MATERIAL FOR THE TASK
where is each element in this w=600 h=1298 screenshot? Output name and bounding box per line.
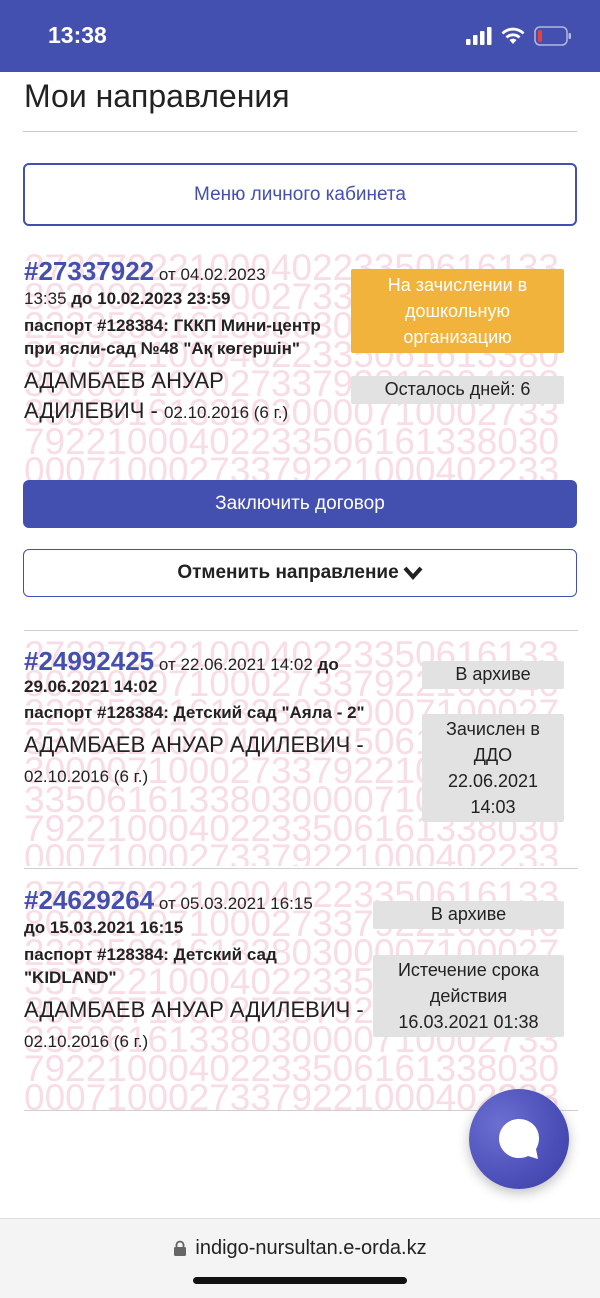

* * *

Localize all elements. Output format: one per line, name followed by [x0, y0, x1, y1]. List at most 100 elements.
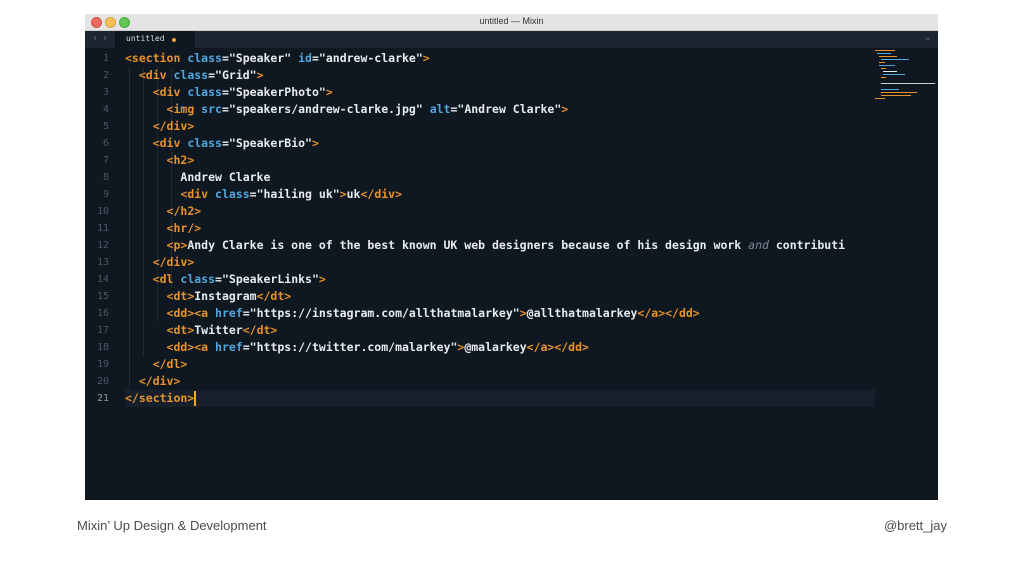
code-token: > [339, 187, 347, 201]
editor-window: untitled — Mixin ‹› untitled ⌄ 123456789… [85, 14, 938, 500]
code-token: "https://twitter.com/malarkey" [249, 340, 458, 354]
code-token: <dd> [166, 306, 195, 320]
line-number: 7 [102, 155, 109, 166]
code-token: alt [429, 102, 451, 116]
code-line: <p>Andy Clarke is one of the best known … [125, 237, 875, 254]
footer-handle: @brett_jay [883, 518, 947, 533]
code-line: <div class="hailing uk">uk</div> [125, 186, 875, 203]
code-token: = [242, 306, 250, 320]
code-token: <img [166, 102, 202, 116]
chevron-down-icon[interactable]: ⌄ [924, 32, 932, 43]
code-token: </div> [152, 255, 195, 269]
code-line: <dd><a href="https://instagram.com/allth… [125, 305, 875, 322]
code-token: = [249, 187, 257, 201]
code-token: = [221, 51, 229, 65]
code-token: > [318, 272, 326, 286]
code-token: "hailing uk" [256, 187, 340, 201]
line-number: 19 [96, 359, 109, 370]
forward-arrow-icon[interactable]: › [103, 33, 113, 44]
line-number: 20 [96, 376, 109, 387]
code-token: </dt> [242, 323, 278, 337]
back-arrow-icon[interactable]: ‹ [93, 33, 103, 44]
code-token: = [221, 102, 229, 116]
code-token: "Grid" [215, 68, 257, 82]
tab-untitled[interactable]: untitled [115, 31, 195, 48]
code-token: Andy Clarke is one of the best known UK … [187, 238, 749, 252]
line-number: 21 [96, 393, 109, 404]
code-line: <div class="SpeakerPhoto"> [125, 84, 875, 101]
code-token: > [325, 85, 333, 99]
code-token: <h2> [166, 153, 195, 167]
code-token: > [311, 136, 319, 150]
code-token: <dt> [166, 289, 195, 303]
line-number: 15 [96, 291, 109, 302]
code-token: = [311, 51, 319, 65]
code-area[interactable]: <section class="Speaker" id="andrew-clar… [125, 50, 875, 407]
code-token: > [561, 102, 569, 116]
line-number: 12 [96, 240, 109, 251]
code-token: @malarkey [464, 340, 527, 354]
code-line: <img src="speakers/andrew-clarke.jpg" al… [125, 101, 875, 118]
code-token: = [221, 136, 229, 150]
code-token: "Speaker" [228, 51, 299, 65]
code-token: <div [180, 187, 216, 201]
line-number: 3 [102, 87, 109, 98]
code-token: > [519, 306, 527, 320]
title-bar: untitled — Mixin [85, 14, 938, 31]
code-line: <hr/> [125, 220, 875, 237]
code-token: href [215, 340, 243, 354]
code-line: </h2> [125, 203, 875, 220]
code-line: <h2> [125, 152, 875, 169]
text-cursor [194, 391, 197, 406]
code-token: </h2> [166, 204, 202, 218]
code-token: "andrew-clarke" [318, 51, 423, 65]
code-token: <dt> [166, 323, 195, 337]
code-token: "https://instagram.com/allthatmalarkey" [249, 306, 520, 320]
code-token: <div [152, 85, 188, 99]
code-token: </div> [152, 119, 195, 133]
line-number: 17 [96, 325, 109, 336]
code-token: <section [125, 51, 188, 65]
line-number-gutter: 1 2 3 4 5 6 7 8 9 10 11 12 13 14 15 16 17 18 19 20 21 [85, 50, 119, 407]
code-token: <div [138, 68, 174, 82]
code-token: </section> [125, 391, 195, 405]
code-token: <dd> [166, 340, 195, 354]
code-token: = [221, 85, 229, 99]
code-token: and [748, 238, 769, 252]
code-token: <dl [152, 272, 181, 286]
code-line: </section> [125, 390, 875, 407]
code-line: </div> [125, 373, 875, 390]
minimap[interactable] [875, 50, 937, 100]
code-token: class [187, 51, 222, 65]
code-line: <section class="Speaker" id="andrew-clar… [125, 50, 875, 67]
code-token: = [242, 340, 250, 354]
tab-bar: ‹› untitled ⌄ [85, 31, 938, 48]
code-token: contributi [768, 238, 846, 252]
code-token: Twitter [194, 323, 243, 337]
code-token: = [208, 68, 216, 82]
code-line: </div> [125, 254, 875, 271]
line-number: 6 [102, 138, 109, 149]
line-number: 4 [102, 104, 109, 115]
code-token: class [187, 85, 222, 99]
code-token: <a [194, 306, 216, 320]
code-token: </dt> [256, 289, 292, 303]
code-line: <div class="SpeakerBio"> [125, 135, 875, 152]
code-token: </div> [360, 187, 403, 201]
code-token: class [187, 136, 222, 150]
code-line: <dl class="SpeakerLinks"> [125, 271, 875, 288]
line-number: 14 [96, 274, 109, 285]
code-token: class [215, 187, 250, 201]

STATED TASK
Arrange everything in the records above, from the line containing "Localize all elements." down to the line containing "title-bar: untitled — Mixin [85, 14, 938, 31]", as a numbered list, leaving out blank lines and the pictures.

EXERCISE SOLUTION
1. Localize all elements. Output format: one per line, name followed by [x0, y0, x1, y1]. List at most 100 elements.
2. code-token: > [339, 187, 347, 201]
3. editor-window: untitled — Mixin ‹› untitled ⌄ 123456789… [85, 14, 938, 500]
4. code-token: "https://twitter.com/malarkey" [249, 340, 458, 354]
5. code-token: <dd> [166, 306, 195, 320]
6. line-number: 7 [102, 155, 109, 166]
7. code-token: alt [429, 102, 451, 116]
8. code-line: <p>Andy Clarke is one of the best known … [125, 237, 875, 254]
9. footer-handle: @brett_jay [883, 518, 947, 533]
10. code-line: <div class="hailing uk">uk</div> [125, 186, 875, 203]
11. code-token: = [242, 306, 250, 320]
12. code-token: <img [166, 102, 202, 116]
13. chevron-down-icon[interactable]: ⌄ [924, 32, 932, 43]
14. code-token: </div> [152, 255, 195, 269]
15. code-line: <dd><a href="https://instagram.com/allth… [125, 305, 875, 322]
16. code-token: = [249, 187, 257, 201]
17. code-token: = [221, 51, 229, 65]
18. code-token: > [318, 272, 326, 286]
19. code-token: "hailing uk" [256, 187, 340, 201]
20. line-number: 19 [96, 359, 109, 370]
21. forward-arrow-icon[interactable]: › [103, 33, 113, 44]
22. line-number: 20 [96, 376, 109, 387]
23. code-token: </dt> [242, 323, 278, 337]
24. back-arrow-icon[interactable]: ‹ [93, 33, 103, 44]
25. code-token: = [221, 102, 229, 116]
26. code-token: "Grid" [215, 68, 257, 82]
27. tab-untitled[interactable]: untitled [115, 31, 195, 48]
28. code-token: Andy Clarke is one of the best known UK … [187, 238, 749, 252]
29. line-number: 21 [96, 393, 109, 404]
30. code-line: <div class="SpeakerPhoto"> [125, 84, 875, 101]
31. code-token: > [325, 85, 333, 99]
32. code-token: <h2> [166, 153, 195, 167]
33. code-token: > [311, 136, 319, 150]
34. code-token: <dt> [166, 289, 195, 303]
35. line-number: 15 [96, 291, 109, 302]
36. code-token: = [311, 51, 319, 65]
37. code-area[interactable]: <section class="Speaker" id="andrew-clar… [125, 50, 875, 407]
38. code-token: > [561, 102, 569, 116]
39. line-number: 12 [96, 240, 109, 251]
40. code-token: @malarkey [464, 340, 527, 354]
41. code-line: <img src="speakers/andrew-clarke.jpg" al… [125, 101, 875, 118]
42. code-token: = [221, 136, 229, 150]
43. code-token: "Speaker" [228, 51, 299, 65]
44. code-token: <div [180, 187, 216, 201]
45. line-number: 3 [102, 87, 109, 98]
46. code-token: > [519, 306, 527, 320]
47. title-bar: untitled — Mixin [85, 14, 938, 31]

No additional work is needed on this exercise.